**EXERCISE BRIEF**
Below is a block of data; give all of it again word for word.
==== DATASET EXCERPTS ====
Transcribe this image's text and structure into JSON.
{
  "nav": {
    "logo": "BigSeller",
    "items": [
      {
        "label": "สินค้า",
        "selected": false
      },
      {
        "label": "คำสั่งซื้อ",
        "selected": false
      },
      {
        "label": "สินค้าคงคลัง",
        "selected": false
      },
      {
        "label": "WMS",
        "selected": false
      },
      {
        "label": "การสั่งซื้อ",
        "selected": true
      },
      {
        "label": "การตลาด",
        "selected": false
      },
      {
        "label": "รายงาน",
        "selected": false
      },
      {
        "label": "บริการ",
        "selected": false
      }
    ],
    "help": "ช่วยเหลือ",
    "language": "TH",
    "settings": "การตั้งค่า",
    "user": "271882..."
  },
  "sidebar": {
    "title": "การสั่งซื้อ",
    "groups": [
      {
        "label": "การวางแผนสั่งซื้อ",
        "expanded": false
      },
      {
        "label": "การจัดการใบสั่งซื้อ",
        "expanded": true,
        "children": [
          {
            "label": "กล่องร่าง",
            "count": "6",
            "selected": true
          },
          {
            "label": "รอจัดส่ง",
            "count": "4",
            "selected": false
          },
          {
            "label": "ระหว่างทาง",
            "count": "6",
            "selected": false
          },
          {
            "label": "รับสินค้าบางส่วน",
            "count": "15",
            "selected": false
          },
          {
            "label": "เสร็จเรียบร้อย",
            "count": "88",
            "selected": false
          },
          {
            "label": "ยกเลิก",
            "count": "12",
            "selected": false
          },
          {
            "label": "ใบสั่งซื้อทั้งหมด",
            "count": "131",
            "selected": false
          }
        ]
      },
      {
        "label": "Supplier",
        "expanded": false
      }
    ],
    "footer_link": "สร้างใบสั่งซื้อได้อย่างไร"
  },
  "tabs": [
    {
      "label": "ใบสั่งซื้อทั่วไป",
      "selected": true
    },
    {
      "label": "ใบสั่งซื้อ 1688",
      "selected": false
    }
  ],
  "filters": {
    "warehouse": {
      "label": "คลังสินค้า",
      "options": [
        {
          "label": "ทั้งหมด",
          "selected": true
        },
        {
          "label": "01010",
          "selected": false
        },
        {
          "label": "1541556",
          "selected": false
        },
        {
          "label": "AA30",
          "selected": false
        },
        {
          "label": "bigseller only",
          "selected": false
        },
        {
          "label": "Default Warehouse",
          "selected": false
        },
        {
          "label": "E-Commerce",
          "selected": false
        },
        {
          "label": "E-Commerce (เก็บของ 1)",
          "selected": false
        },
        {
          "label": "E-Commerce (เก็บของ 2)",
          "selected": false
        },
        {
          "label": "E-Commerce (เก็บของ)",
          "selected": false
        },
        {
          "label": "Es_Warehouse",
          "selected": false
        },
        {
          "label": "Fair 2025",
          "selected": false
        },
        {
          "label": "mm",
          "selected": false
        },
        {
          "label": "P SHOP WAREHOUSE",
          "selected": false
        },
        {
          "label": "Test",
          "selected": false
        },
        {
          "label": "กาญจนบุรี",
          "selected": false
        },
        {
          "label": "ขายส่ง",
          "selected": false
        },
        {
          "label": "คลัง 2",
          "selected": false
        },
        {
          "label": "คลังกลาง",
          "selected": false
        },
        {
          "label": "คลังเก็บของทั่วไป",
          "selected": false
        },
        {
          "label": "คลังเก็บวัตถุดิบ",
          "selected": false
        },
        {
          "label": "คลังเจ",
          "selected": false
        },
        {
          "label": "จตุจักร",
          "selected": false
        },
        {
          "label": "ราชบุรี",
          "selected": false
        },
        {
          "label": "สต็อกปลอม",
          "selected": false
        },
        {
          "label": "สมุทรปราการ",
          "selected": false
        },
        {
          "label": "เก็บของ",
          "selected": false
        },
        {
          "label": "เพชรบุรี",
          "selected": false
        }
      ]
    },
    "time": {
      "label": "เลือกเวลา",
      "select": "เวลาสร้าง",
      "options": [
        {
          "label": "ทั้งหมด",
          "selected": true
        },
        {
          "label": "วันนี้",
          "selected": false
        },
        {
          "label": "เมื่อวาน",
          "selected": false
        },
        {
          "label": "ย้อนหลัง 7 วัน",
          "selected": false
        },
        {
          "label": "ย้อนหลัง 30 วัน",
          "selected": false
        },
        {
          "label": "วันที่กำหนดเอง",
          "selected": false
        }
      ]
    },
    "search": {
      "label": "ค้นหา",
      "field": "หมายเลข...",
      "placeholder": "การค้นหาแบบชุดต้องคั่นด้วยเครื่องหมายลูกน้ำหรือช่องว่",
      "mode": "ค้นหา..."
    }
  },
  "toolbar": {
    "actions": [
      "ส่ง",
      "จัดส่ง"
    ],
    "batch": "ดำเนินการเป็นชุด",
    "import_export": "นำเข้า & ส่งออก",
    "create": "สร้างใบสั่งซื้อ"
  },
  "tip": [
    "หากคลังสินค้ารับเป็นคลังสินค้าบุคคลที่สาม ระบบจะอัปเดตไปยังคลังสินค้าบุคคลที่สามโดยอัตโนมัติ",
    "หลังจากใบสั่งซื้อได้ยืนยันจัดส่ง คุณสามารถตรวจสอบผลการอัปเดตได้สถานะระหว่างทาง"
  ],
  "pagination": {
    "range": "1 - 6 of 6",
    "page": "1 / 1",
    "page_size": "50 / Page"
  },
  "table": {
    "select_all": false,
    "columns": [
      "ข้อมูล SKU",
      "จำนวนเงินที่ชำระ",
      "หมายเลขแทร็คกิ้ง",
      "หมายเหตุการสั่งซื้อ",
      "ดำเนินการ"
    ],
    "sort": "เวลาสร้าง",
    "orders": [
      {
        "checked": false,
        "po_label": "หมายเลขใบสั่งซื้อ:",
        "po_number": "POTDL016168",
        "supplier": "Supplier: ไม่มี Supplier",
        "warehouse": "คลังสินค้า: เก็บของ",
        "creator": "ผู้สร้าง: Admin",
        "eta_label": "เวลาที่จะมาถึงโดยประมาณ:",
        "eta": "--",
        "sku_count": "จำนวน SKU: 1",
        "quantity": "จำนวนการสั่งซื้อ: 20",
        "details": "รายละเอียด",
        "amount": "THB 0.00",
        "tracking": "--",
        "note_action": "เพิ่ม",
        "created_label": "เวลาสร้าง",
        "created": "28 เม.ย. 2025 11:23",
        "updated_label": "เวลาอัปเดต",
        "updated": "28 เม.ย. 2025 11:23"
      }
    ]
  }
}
====
**FINAL RESULT**
Transcribe this image's text and structure into JSON.
{
  "nav": {
    "logo": "BigSeller",
    "items": [
      {
        "label": "สินค้า",
        "selected": false
      },
      {
        "label": "คำสั่งซื้อ",
        "selected": false
      },
      {
        "label": "สินค้าคงคลัง",
        "selected": false
      },
      {
        "label": "WMS",
        "selected": false
      },
      {
        "label": "การสั่งซื้อ",
        "selected": true
      },
      {
        "label": "การตลาด",
        "selected": false
      },
      {
        "label": "รายงาน",
        "selected": false
      },
      {
        "label": "บริการ",
        "selected": false
      }
    ],
    "help": "ช่วยเหลือ",
    "language": "TH",
    "settings": "การตั้งค่า",
    "user": "271882..."
  },
  "sidebar": {
    "title": "การสั่งซื้อ",
    "groups": [
      {
        "label": "การวางแผนสั่งซื้อ",
        "expanded": false
      },
      {
        "label": "การจัดการใบสั่งซื้อ",
        "expanded": true,
        "children": [
          {
            "label": "กล่องร่าง",
            "count": "6",
            "selected": true
          },
          {
            "label": "รอจัดส่ง",
            "count": "4",
            "selected": false
          },
          {
            "label": "ระหว่างทาง",
            "count": "6",
            "selected": false
          },
          {
            "label": "รับสินค้าบางส่วน",
            "count": "15",
            "selected": false
          },
          {
            "label": "เสร็จเรียบร้อย",
            "count": "88",
            "selected": false
          },
          {
            "label": "ยกเลิก",
            "count": "12",
            "selected": false
          },
          {
            "label": "ใบสั่งซื้อทั้งหมด",
            "count": "131",
            "selected": false
          }
        ]
      },
      {
        "label": "Supplier",
        "expanded": false
      }
    ],
    "footer_link": "สร้างใบสั่งซื้อได้อย่างไร"
  },
  "tabs": [
    {
      "label": "ใบสั่งซื้อทั่วไป",
      "selected": true
    },
    {
      "label": "ใบสั่งซื้อ 1688",
      "selected": false
    }
  ],
  "filters": {
    "warehouse": {
      "label": "คลังสินค้า",
      "options": [
        {
          "label": "ทั้งหมด",
          "selected": true
        },
        {
          "label": "01010",
          "selected": false
        },
        {
          "label": "1541556",
          "selected": false
        },
        {
          "label": "AA30",
          "selected": false
        },
        {
          "label": "bigseller only",
          "selected": false
        },
        {
          "label": "Default Warehouse",
          "selected": false
        },
        {
          "label": "E-Commerce",
          "selected": false
        },
        {
          "label": "E-Commerce (เก็บของ 1)",
          "selected": false
        },
        {
          "label": "E-Commerce (เก็บของ 2)",
          "selected": false
        },
        {
          "label": "E-Commerce (เก็บของ)",
          "selected": false
        },
        {
          "label": "Es_Warehouse",
          "selected": false
        },
        {
          "label": "Fair 2025",
          "selected": false
        },
        {
          "label": "mm",
          "selected": false
        },
        {
          "label": "P SHOP WAREHOUSE",
          "selected": false
        },
        {
          "label": "Test",
          "selected": false
        },
        {
          "label": "กาญจนบุรี",
          "selected": false
        },
        {
          "label": "ขายส่ง",
          "selected": false
        },
        {
          "label": "คลัง 2",
          "selected": false
        },
        {
          "label": "คลังกลาง",
          "selected": false
        },
        {
          "label": "คลังเก็บของทั่วไป",
          "selected": false
        },
        {
          "label": "คลังเก็บวัตถุดิบ",
          "selected": false
        },
        {
          "label": "คลังเจ",
          "selected": false
        },
        {
          "label": "จตุจักร",
          "selected": false
        },
        {
          "label": "ราชบุรี",
          "selected": false
        },
        {
          "label": "สต็อกปลอม",
          "selected": false
        },
        {
          "label": "สมุทรปราการ",
          "selected": false
        },
        {
          "label": "เก็บของ",
          "selected": false
        },
        {
          "label": "เพชรบุรี",
          "selected": false
        }
      ]
    },
    "time": {
      "label": "เลือกเวลา",
      "select": "เวลาสร้าง",
      "options": [
        {
          "label": "ทั้งหมด",
          "selected": true
        },
        {
          "label": "วันนี้",
          "selected": false
        },
        {
          "label": "เมื่อวาน",
          "selected": false
        },
        {
          "label": "ย้อนหลัง 7 วัน",
          "selected": false
        },
        {
          "label": "ย้อนหลัง 30 วัน",
          "selected": false
        },
        {
          "label": "วันที่กำหนดเอง",
          "selected": false
        }
      ]
    },
    "search": {
      "label": "ค้นหา",
      "field": "หมายเลข...",
      "placeholder": "การค้นหาแบบชุดต้องคั่นด้วยเครื่องหมายลูกน้ำหรือช่องว่",
      "mode": "ค้นหา..."
    }
  },
  "toolbar": {
    "actions": [
      "ส่ง",
      "จัดส่ง"
    ],
    "batch": "ดำเนินการเป็นชุด",
    "import_export": "นำเข้า & ส่งออก",
    "create": "สร้างใบสั่งซื้อ"
  },
  "tip": [
    "หากคลังสินค้ารับเป็นคลังสินค้าบุคคลที่สาม ระบบจะอัปเดตไปยังคลังสินค้าบุคคลที่สามโดยอัตโนมัติ",
    "หลังจากใบสั่งซื้อได้ยืนยันจัดส่ง คุณสามารถตรวจสอบผลการอัปเดตได้สถานะระหว่างทาง"
  ],
  "pagination": {
    "range": "1 - 6 of 6",
    "page": "1 / 1",
    "page_size": "50 / Page"
  },
  "table": {
    "select_all": false,
    "columns": [
      "ข้อมูล SKU",
      "จำนวนเงินที่ชำระ",
      "หมายเลขแทร็คกิ้ง",
      "หมายเหตุการสั่งซื้อ",
      "ดำเนินการ"
    ],
    "sort": "เวลาสร้าง",
    "orders": [
      {
        "checked": false,
        "po_label": "หมายเลขใบสั่งซื้อ:",
        "po_number": "POTDL016168",
        "supplier": "Supplier: ไม่มี Supplier",
        "warehouse": "คลังสินค้า: เก็บของ",
        "creator": "ผู้สร้าง: Admin",
        "eta_label": "เวลาที่จะมาถึงโดยประมาณ:",
        "eta": "--",
        "sku_count": "จำนวน SKU: 1",
        "quantity": "จำนวนการสั่งซื้อ: 20",
        "details": "รายละเอียด",
        "amount": "THB 0.00",
        "tracking": "--",
        "note_action": "เพิ่ม",
        "created_label": "เวลาสร้าง",
        "created": "28 เม.ย. 2025 11:23",
        "updated_label": "เวลาอัปเดต",
        "updated": "28 เม.ย. 2025 11:23"
      }
    ]
  }
}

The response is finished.